---- RECORDS PROVIDED

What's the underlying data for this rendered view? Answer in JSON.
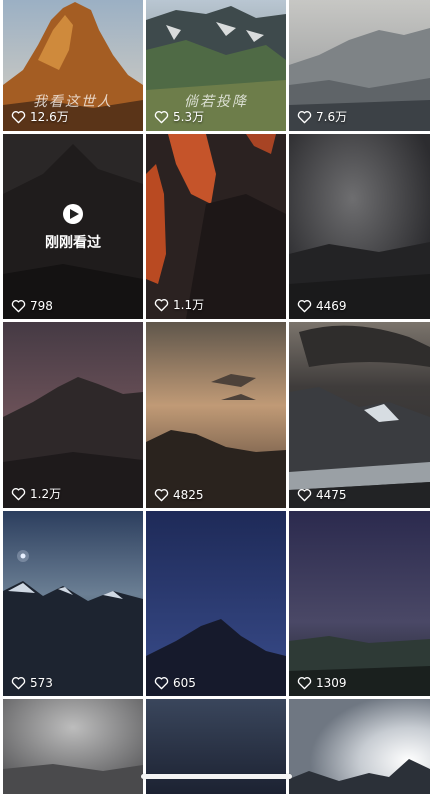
{
  "grid": {
    "tiles": [
      {
        "likes": "12.6万",
        "overlay_text": "我看这世人",
        "theme": "golden-peak"
      },
      {
        "likes": "5.3万",
        "overlay_text": "倘若投降",
        "theme": "green-ridge"
      },
      {
        "likes": "7.6万",
        "theme": "misty-range"
      },
      {
        "likes": "798",
        "theme": "dark-peak",
        "recently_watched_label": "刚刚看过"
      },
      {
        "likes": "1.1万",
        "theme": "red-cliff"
      },
      {
        "likes": "4469",
        "theme": "storm-clouds"
      },
      {
        "likes": "1.2万",
        "theme": "dusk-peak"
      },
      {
        "likes": "4825",
        "theme": "sepia-sunset"
      },
      {
        "likes": "4475",
        "theme": "glacier-clouds"
      },
      {
        "likes": "573",
        "theme": "night-snow-star"
      },
      {
        "likes": "605",
        "theme": "blue-night-peak"
      },
      {
        "likes": "1309",
        "theme": "purple-night"
      },
      {
        "theme": "grey-haze"
      },
      {
        "theme": "dark-blue-sky"
      },
      {
        "theme": "light-rays"
      }
    ]
  },
  "icons": {
    "like": "heart-outline-icon",
    "play": "play-icon"
  },
  "colors": {
    "text": "#ffffff",
    "background": "#ffffff"
  }
}
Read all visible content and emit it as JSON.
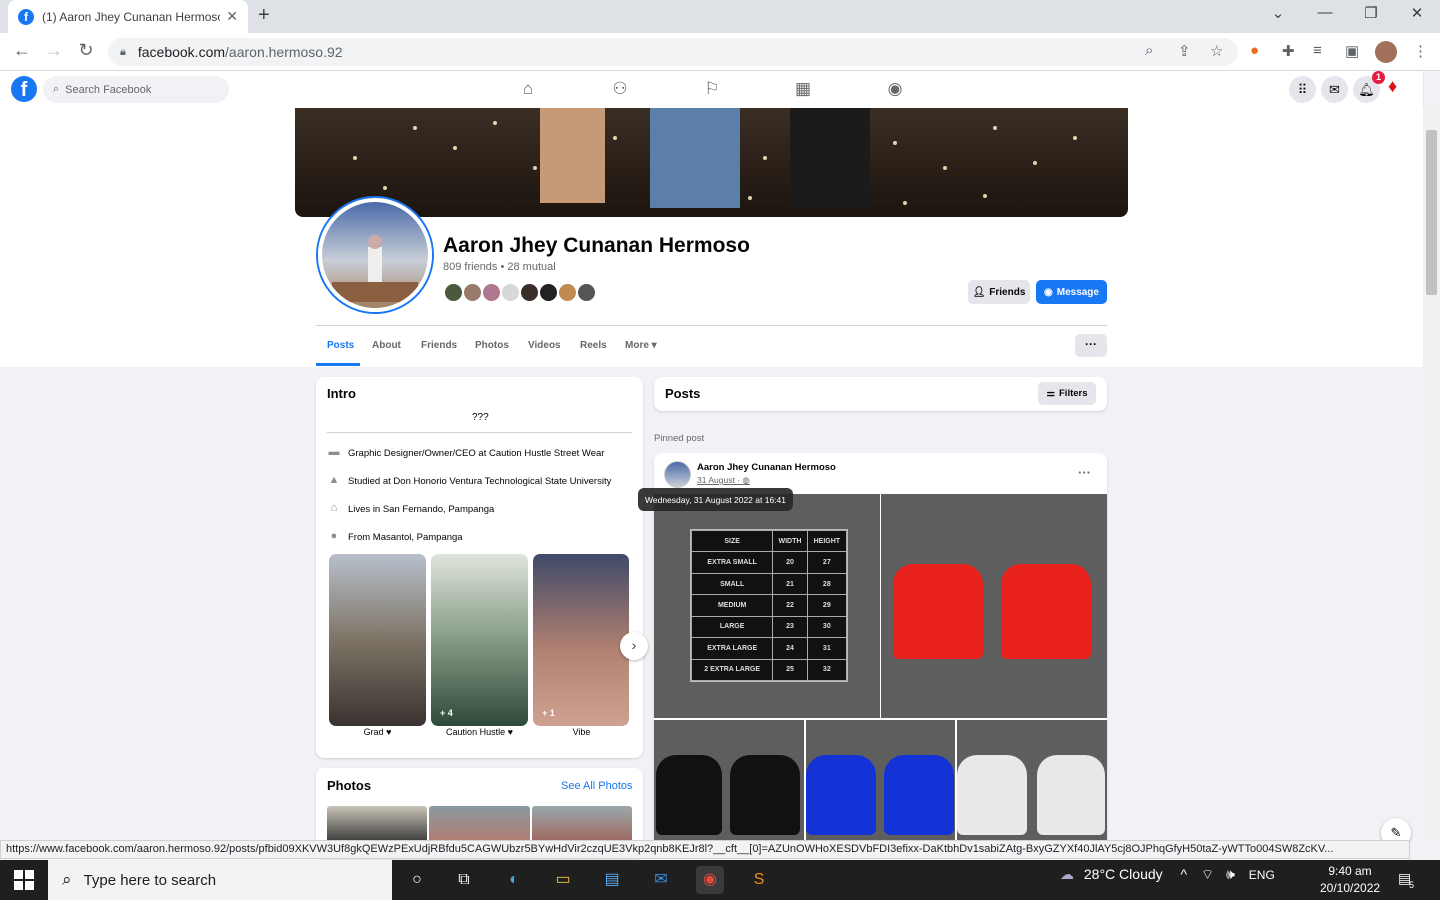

--------

Retype everything in the material word for word, minus pictures.

What's the underlying data for this rendered view? Answer in JSON.
{
  "grid": {
    "tiles": [
      {
        "likes": "12.6万",
        "overlay_text": "我看这世人",
        "theme": "golden-peak"
      },
      {
        "likes": "5.3万",
        "overlay_text": "倘若投降",
        "theme": "green-ridge"
      },
      {
        "likes": "7.6万",
        "theme": "misty-range"
      },
      {
        "likes": "798",
        "theme": "dark-peak",
        "recently_watched_label": "刚刚看过"
      },
      {
        "likes": "1.1万",
        "theme": "red-cliff"
      },
      {
        "likes": "4469",
        "theme": "storm-clouds"
      },
      {
        "likes": "1.2万",
        "theme": "dusk-peak"
      },
      {
        "likes": "4825",
        "theme": "sepia-sunset"
      },
      {
        "likes": "4475",
        "theme": "glacier-clouds"
      },
      {
        "likes": "573",
        "theme": "night-snow-star"
      },
      {
        "likes": "605",
        "theme": "blue-night-peak"
      },
      {
        "likes": "1309",
        "theme": "purple-night"
      },
      {
        "theme": "grey-haze"
      },
      {
        "theme": "dark-blue-sky"
      },
      {
        "theme": "light-rays"
      }
    ]
  },
  "icons": {
    "like": "heart-outline-icon",
    "play": "play-icon"
  },
  "colors": {
    "text": "#ffffff",
    "background": "#ffffff"
  }
}
Read all visible content and emit it as JSON.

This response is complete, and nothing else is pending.